**Record extracts**
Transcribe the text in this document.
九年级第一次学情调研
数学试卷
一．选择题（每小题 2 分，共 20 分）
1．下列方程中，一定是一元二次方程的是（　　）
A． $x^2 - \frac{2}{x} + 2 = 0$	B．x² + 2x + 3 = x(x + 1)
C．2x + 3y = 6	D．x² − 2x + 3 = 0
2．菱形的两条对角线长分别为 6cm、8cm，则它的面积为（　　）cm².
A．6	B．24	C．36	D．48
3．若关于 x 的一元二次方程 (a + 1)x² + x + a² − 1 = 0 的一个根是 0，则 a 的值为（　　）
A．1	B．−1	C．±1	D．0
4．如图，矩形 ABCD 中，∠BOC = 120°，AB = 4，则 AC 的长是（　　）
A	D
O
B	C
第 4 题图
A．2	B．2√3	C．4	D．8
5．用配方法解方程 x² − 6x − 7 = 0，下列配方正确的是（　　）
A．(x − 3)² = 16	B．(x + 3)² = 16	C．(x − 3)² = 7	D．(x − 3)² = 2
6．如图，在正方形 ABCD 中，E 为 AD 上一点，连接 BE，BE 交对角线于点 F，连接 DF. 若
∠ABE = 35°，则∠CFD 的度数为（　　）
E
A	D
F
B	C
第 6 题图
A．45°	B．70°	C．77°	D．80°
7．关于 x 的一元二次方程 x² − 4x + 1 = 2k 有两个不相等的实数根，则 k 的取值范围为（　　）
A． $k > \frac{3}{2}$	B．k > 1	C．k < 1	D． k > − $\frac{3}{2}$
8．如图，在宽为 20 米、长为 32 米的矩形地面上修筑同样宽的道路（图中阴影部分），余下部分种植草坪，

**Exercise**
Repeat the listing exactly, from its first line to its last.

**Final answer**
Transcribe the text in this document.
九年级第一次学情调研
数学试卷
一．选择题（每小题 2 分，共 20 分）
1．下列方程中，一定是一元二次方程的是（　　）
A． $x^2 - \frac{2}{x} + 2 = 0$	B．x² + 2x + 3 = x(x + 1)
C．2x + 3y = 6	D．x² − 2x + 3 = 0
2．菱形的两条对角线长分别为 6cm、8cm，则它的面积为（　　）cm².
A．6	B．24	C．36	D．48
3．若关于 x 的一元二次方程 (a + 1)x² + x + a² − 1 = 0 的一个根是 0，则 a 的值为（　　）
A．1	B．−1	C．±1	D．0
4．如图，矩形 ABCD 中，∠BOC = 120°，AB = 4，则 AC 的长是（　　）
A	D
O
B	C
第 4 题图
A．2	B．2√3	C．4	D．8
5．用配方法解方程 x² − 6x − 7 = 0，下列配方正确的是（　　）
A．(x − 3)² = 16	B．(x + 3)² = 16	C．(x − 3)² = 7	D．(x − 3)² = 2
6．如图，在正方形 ABCD 中，E 为 AD 上一点，连接 BE，BE 交对角线于点 F，连接 DF. 若
∠ABE = 35°，则∠CFD 的度数为（　　）
E
A	D
F
B	C
第 6 题图
A．45°	B．70°	C．77°	D．80°
7．关于 x 的一元二次方程 x² − 4x + 1 = 2k 有两个不相等的实数根，则 k 的取值范围为（　　）
A． $k > \frac{3}{2}$	B．k > 1	C．k < 1	D． k > − $\frac{3}{2}$
8．如图，在宽为 20 米、长为 32 米的矩形地面上修筑同样宽的道路（图中阴影部分），余下部分种植草坪，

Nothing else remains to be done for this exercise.